> Dataset records:
• • • • • • •
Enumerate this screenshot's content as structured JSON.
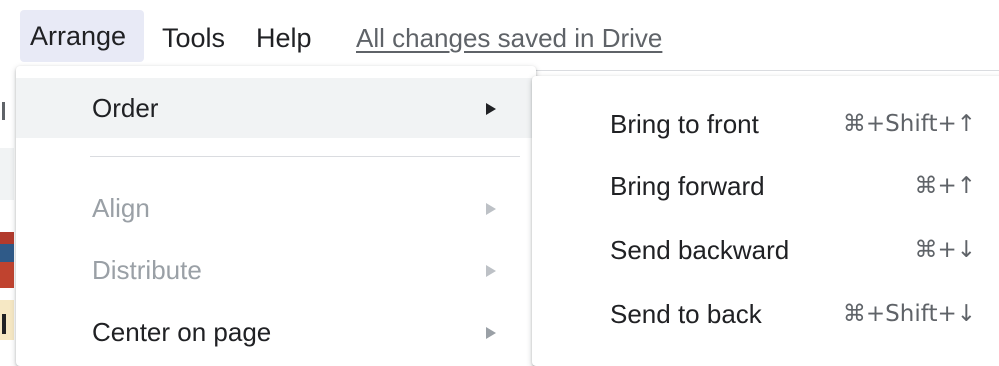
{
  "menubar": {
    "items": [
      {
        "label": "Arrange"
      },
      {
        "label": "Tools"
      },
      {
        "label": "Help"
      }
    ],
    "save_status": "All changes saved in Drive"
  },
  "arrange_menu": {
    "items": [
      {
        "label": "Order",
        "has_submenu": true,
        "disabled": false
      },
      {
        "label": "Align",
        "has_submenu": true,
        "disabled": true
      },
      {
        "label": "Distribute",
        "has_submenu": true,
        "disabled": true
      },
      {
        "label": "Center on page",
        "has_submenu": true,
        "disabled": false
      }
    ]
  },
  "order_submenu": {
    "items": [
      {
        "label": "Bring to front",
        "shortcut": "⌘+Shift+↑"
      },
      {
        "label": "Bring forward",
        "shortcut": "⌘+↑"
      },
      {
        "label": "Send backward",
        "shortcut": "⌘+↓"
      },
      {
        "label": "Send to back",
        "shortcut": "⌘+Shift+↓"
      }
    ]
  },
  "colors": {
    "active_menu_bg": "#e8eaf6",
    "highlight_bg": "#f1f3f4",
    "disabled_text": "#9aa0a6",
    "text": "#202124"
  },
  "icons": {
    "submenu_arrow": "triangle-right-icon"
  }
}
• • • • • • •
Reproduce the entries above without change, omitting all pictures.

Enumerate this screenshot's content as structured JSON.
{
  "menubar": {
    "items": [
      {
        "label": "Arrange"
      },
      {
        "label": "Tools"
      },
      {
        "label": "Help"
      }
    ],
    "save_status": "All changes saved in Drive"
  },
  "arrange_menu": {
    "items": [
      {
        "label": "Order",
        "has_submenu": true,
        "disabled": false
      },
      {
        "label": "Align",
        "has_submenu": true,
        "disabled": true
      },
      {
        "label": "Distribute",
        "has_submenu": true,
        "disabled": true
      },
      {
        "label": "Center on page",
        "has_submenu": true,
        "disabled": false
      }
    ]
  },
  "order_submenu": {
    "items": [
      {
        "label": "Bring to front",
        "shortcut": "⌘+Shift+↑"
      },
      {
        "label": "Bring forward",
        "shortcut": "⌘+↑"
      },
      {
        "label": "Send backward",
        "shortcut": "⌘+↓"
      },
      {
        "label": "Send to back",
        "shortcut": "⌘+Shift+↓"
      }
    ]
  },
  "colors": {
    "active_menu_bg": "#e8eaf6",
    "highlight_bg": "#f1f3f4",
    "disabled_text": "#9aa0a6",
    "text": "#202124"
  },
  "icons": {
    "submenu_arrow": "triangle-right-icon"
  }
}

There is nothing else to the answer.